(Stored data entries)

___

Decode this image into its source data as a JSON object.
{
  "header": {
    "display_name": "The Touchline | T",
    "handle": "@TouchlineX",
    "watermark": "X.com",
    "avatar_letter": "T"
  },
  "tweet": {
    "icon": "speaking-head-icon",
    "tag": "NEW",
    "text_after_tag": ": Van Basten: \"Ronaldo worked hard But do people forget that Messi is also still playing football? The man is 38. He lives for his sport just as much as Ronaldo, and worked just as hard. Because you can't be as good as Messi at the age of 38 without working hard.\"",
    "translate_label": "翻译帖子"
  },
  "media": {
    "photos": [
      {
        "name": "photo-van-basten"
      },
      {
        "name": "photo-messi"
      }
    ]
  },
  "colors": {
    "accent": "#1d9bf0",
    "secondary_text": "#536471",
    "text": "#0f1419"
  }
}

___

* _Task prompt_
All records above must be set down exactly, please.

* _Response to this exercise_
Decode this image into its source data as a JSON object.
{
  "header": {
    "display_name": "The Touchline | T",
    "handle": "@TouchlineX",
    "watermark": "X.com",
    "avatar_letter": "T"
  },
  "tweet": {
    "icon": "speaking-head-icon",
    "tag": "NEW",
    "text_after_tag": ": Van Basten: \"Ronaldo worked hard But do people forget that Messi is also still playing football? The man is 38. He lives for his sport just as much as Ronaldo, and worked just as hard. Because you can't be as good as Messi at the age of 38 without working hard.\"",
    "translate_label": "翻译帖子"
  },
  "media": {
    "photos": [
      {
        "name": "photo-van-basten"
      },
      {
        "name": "photo-messi"
      }
    ]
  },
  "colors": {
    "accent": "#1d9bf0",
    "secondary_text": "#536471",
    "text": "#0f1419"
  }
}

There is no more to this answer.